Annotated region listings

++++++++++++++++++++

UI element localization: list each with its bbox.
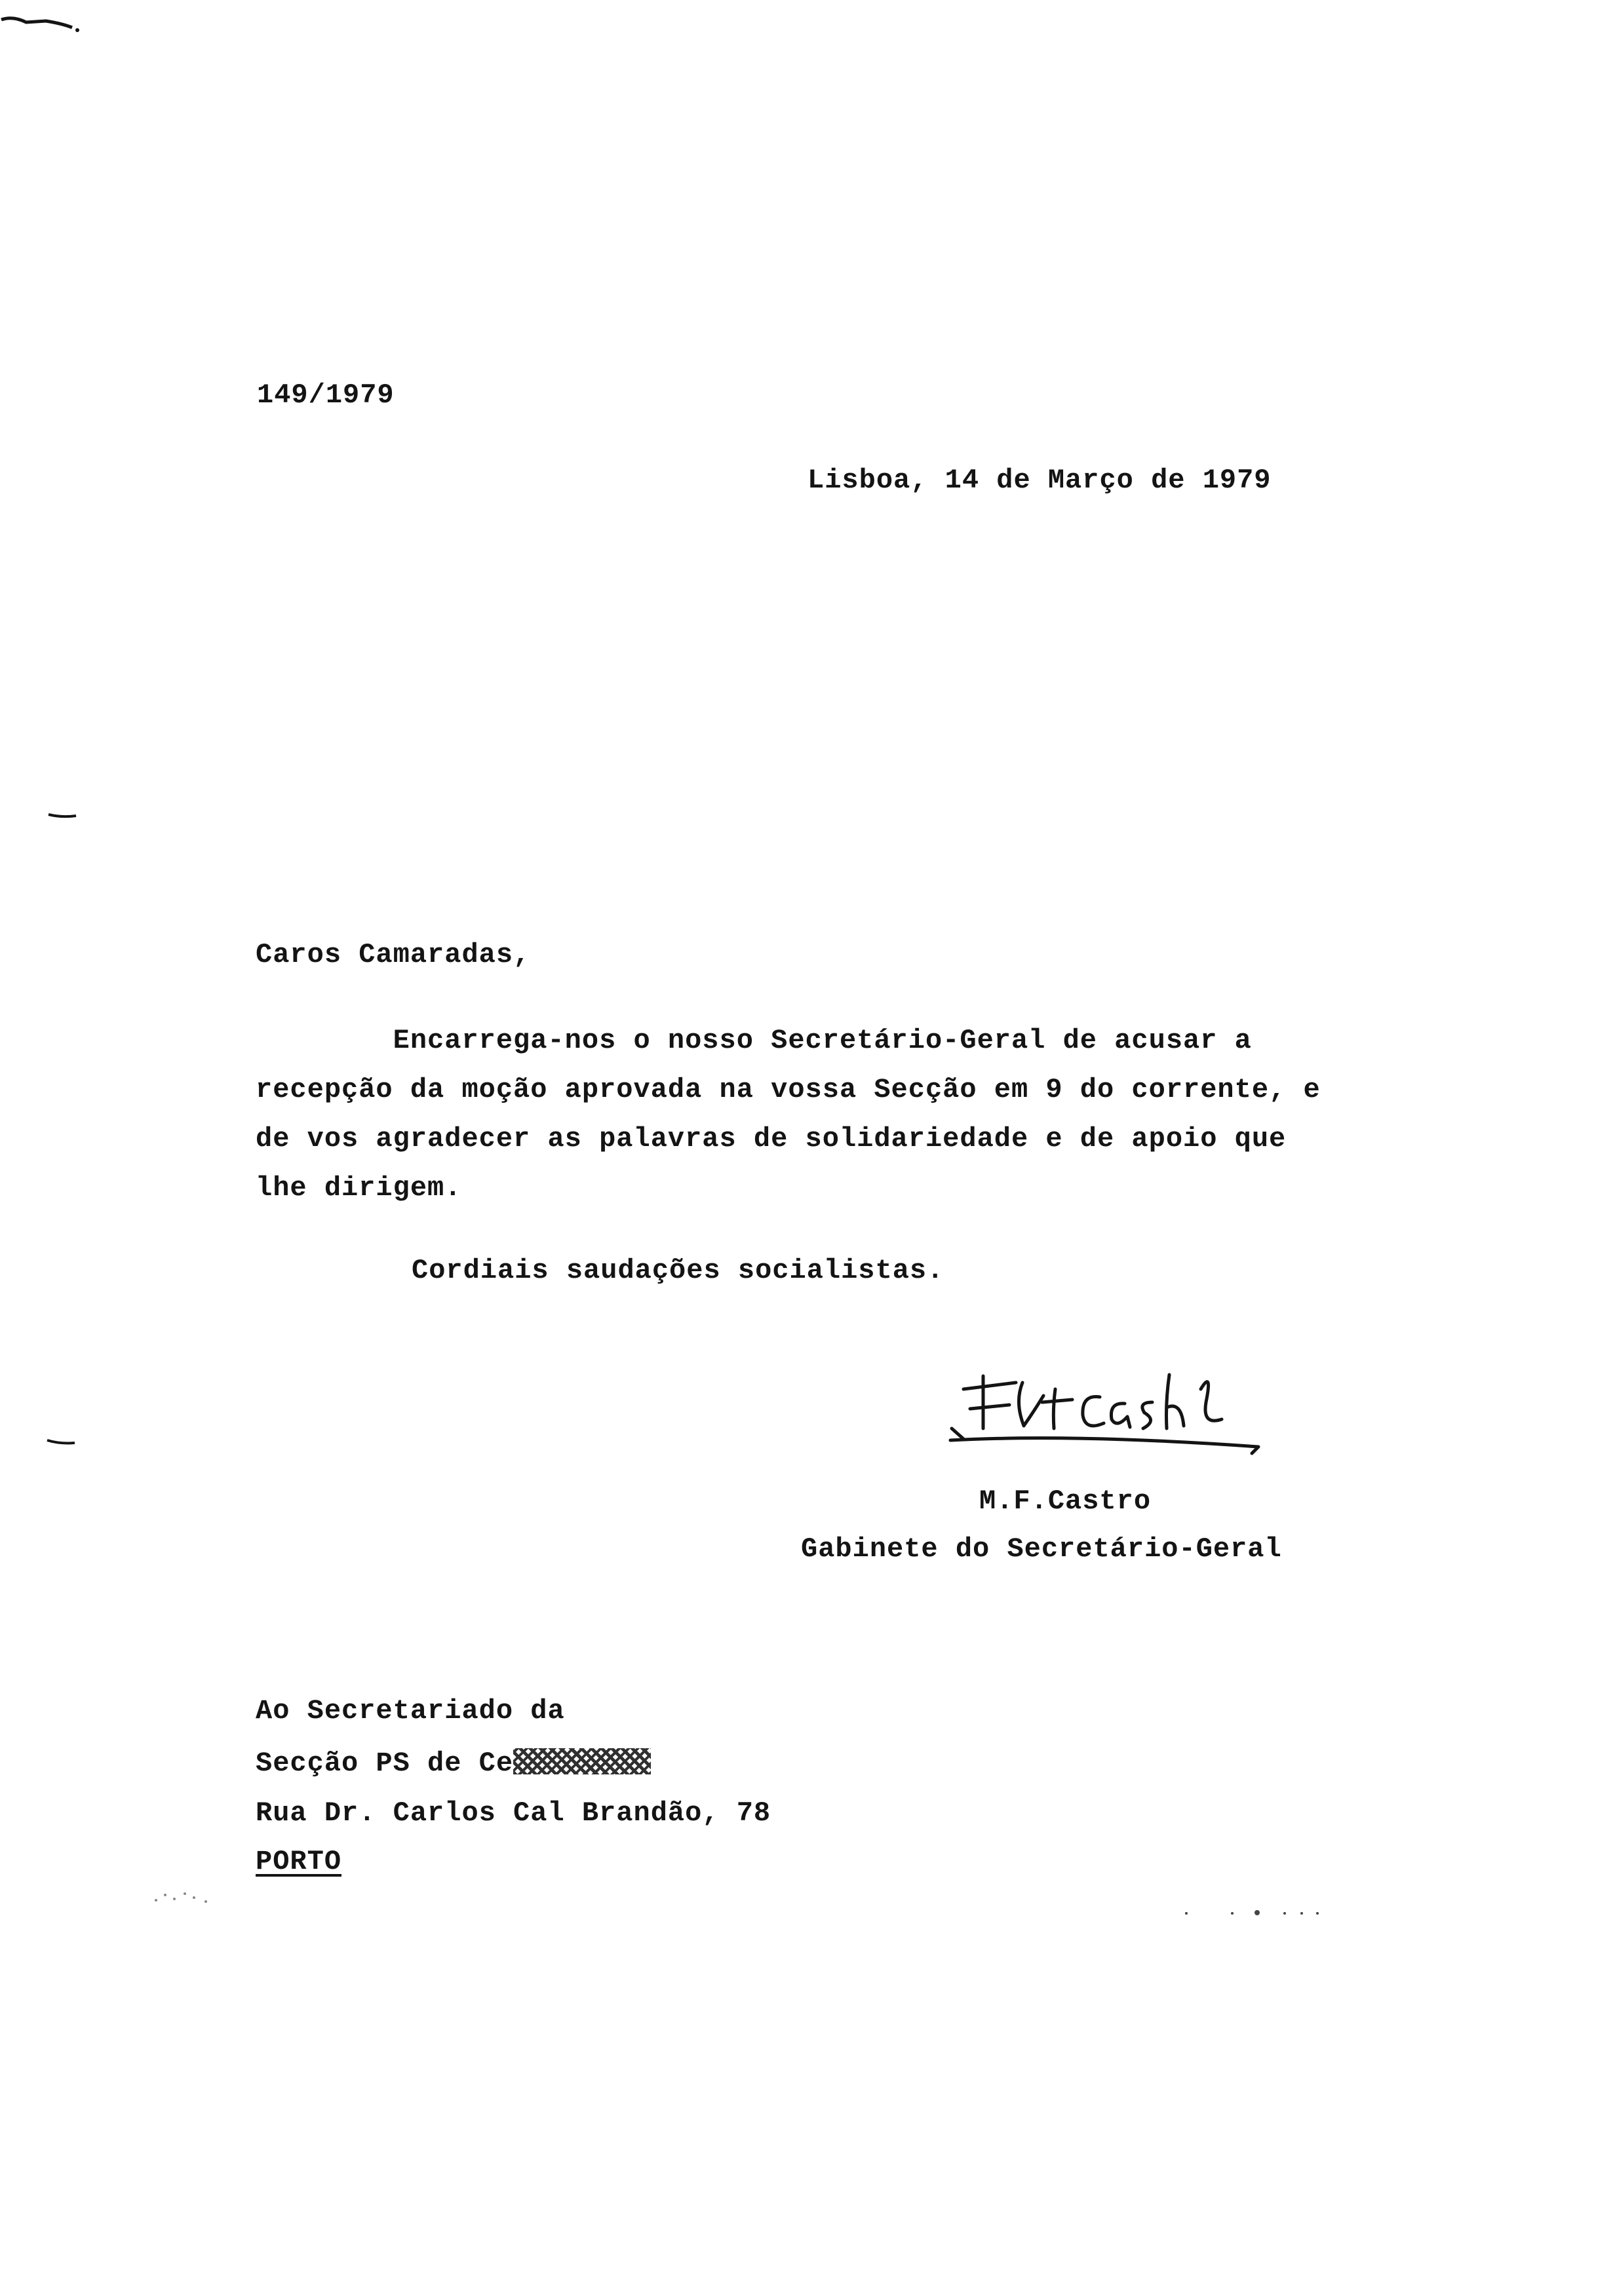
body-line-4: lhe dirigem. bbox=[256, 1172, 462, 1204]
body-line-1: Encarrega-nos o nosso Secretário-Geral de acusar a bbox=[256, 1025, 1252, 1056]
signatory-office: Gabinete do Secretário-Geral bbox=[801, 1533, 1282, 1565]
address-line-2-text: Secção PS de Ce bbox=[256, 1748, 514, 1779]
address-line-1: Ao Secretariado da bbox=[256, 1695, 565, 1727]
address-city: PORTO bbox=[256, 1846, 342, 1877]
place-date: Lisboa, 14 de Março de 1979 bbox=[808, 465, 1272, 496]
signatory-name: M.F.Castro bbox=[979, 1485, 1152, 1517]
reference-number: 149/1979 bbox=[257, 379, 395, 411]
handwritten-signature bbox=[944, 1363, 1272, 1461]
punch-mark-upper bbox=[47, 813, 80, 819]
redacted-text bbox=[513, 1748, 651, 1774]
body-line-3: de vos agradecer as palavras de solidariedade e de apoio que bbox=[256, 1123, 1287, 1155]
scan-speckle-right bbox=[1180, 1907, 1337, 1920]
body-line-2: recepção da moção aprovada na vossa Secção em 9 do corrente, e bbox=[256, 1074, 1321, 1105]
scan-speckle bbox=[151, 1887, 229, 1907]
closing: Cordiais saudações socialistas. bbox=[412, 1255, 944, 1286]
address-line-2 bbox=[256, 1748, 651, 1777]
salutation: Caros Camaradas, bbox=[256, 939, 531, 970]
scan-mark-top-left bbox=[0, 13, 85, 33]
punch-mark-lower bbox=[46, 1439, 79, 1445]
address-line-3: Rua Dr. Carlos Cal Brandão, 78 bbox=[256, 1797, 771, 1829]
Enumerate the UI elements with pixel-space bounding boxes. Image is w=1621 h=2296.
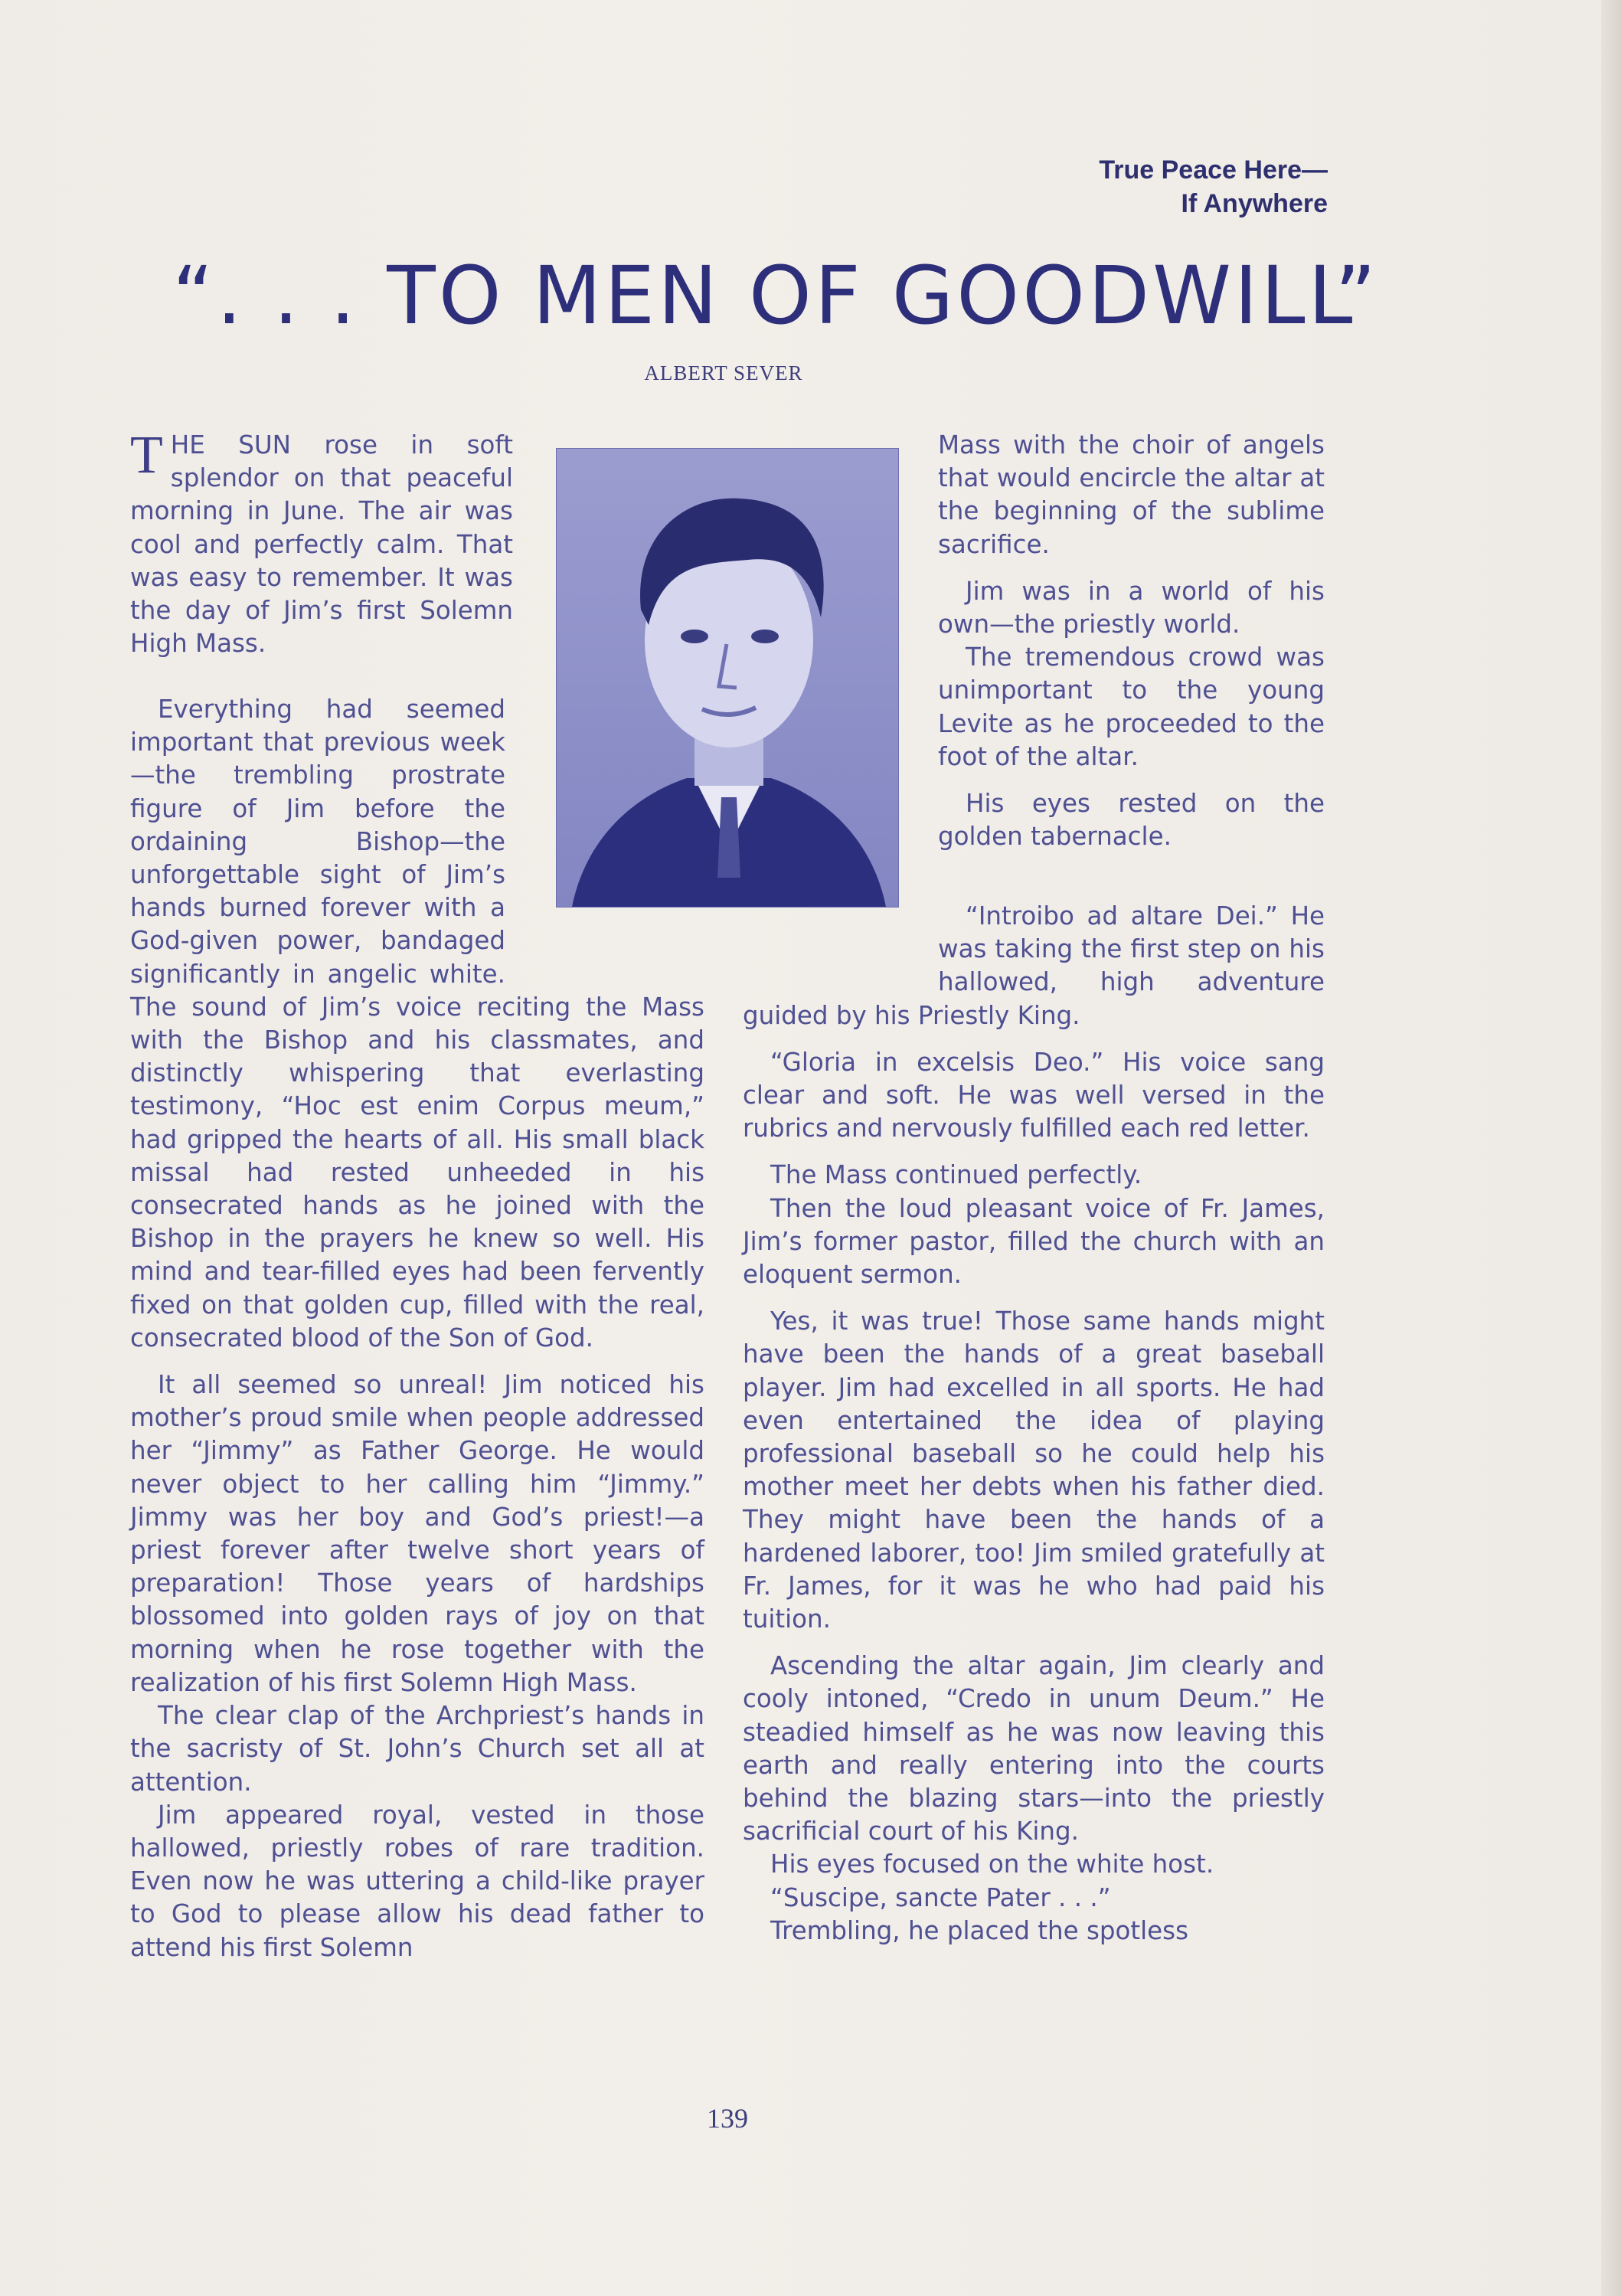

++++++++++++++++++++

**TASK DIRECTIONS**
Lay out as a numbered list the lines in the stretch from the one containing "body-line-4: lhe dirigem." through the end of the records, skipping any blank lines. Leave the pictures out of your answer.

**OUTPUT BELOW**
1. body-line-4: lhe dirigem. bbox=[256, 1172, 462, 1204]
2. body-line-1: Encarrega-nos o nosso Secretário-Geral de acusar a bbox=[256, 1025, 1252, 1056]
3. signatory-office: Gabinete do Secretário-Geral bbox=[801, 1533, 1282, 1565]
4. address-line-2-text: Secção PS de Ce bbox=[256, 1748, 514, 1779]
5. address-line-1: Ao Secretariado da bbox=[256, 1695, 565, 1727]
6. address-city: PORTO bbox=[256, 1846, 342, 1877]
7. place-date: Lisboa, 14 de Março de 1979 bbox=[808, 465, 1272, 496]
8. signatory-name: M.F.Castro bbox=[979, 1485, 1152, 1517]
9. reference-number: 149/1979 bbox=[257, 379, 395, 411]
10. handwritten-signature bbox=[944, 1363, 1272, 1461]
11. punch-mark-upper bbox=[47, 813, 80, 819]
12. redacted-text bbox=[513, 1748, 651, 1774]
13. body-line-3: de vos agradecer as palavras de solidariedade e de apoio que bbox=[256, 1123, 1287, 1155]
14. scan-speckle-right bbox=[1180, 1907, 1337, 1920]
15. body-line-2: recepção da moção aprovada na vossa Secção em 9 do corrente, e bbox=[256, 1074, 1321, 1105]
16. scan-speckle bbox=[151, 1887, 229, 1907]
17. closing: Cordiais saudações socialistas. bbox=[412, 1255, 944, 1286]
18. address-line-2 bbox=[256, 1748, 651, 1777]
19. salutation: Caros Camaradas, bbox=[256, 939, 531, 970]
20. scan-mark-top-left bbox=[0, 13, 85, 33]
21. punch-mark-lower bbox=[46, 1439, 79, 1445]
22. address-line-3: Rua Dr. Carlos Cal Brandão, 78 bbox=[256, 1797, 771, 1829]
23. Enumerate the UI elements with pixel-space bounding boxes. Image is w=1621 h=2296.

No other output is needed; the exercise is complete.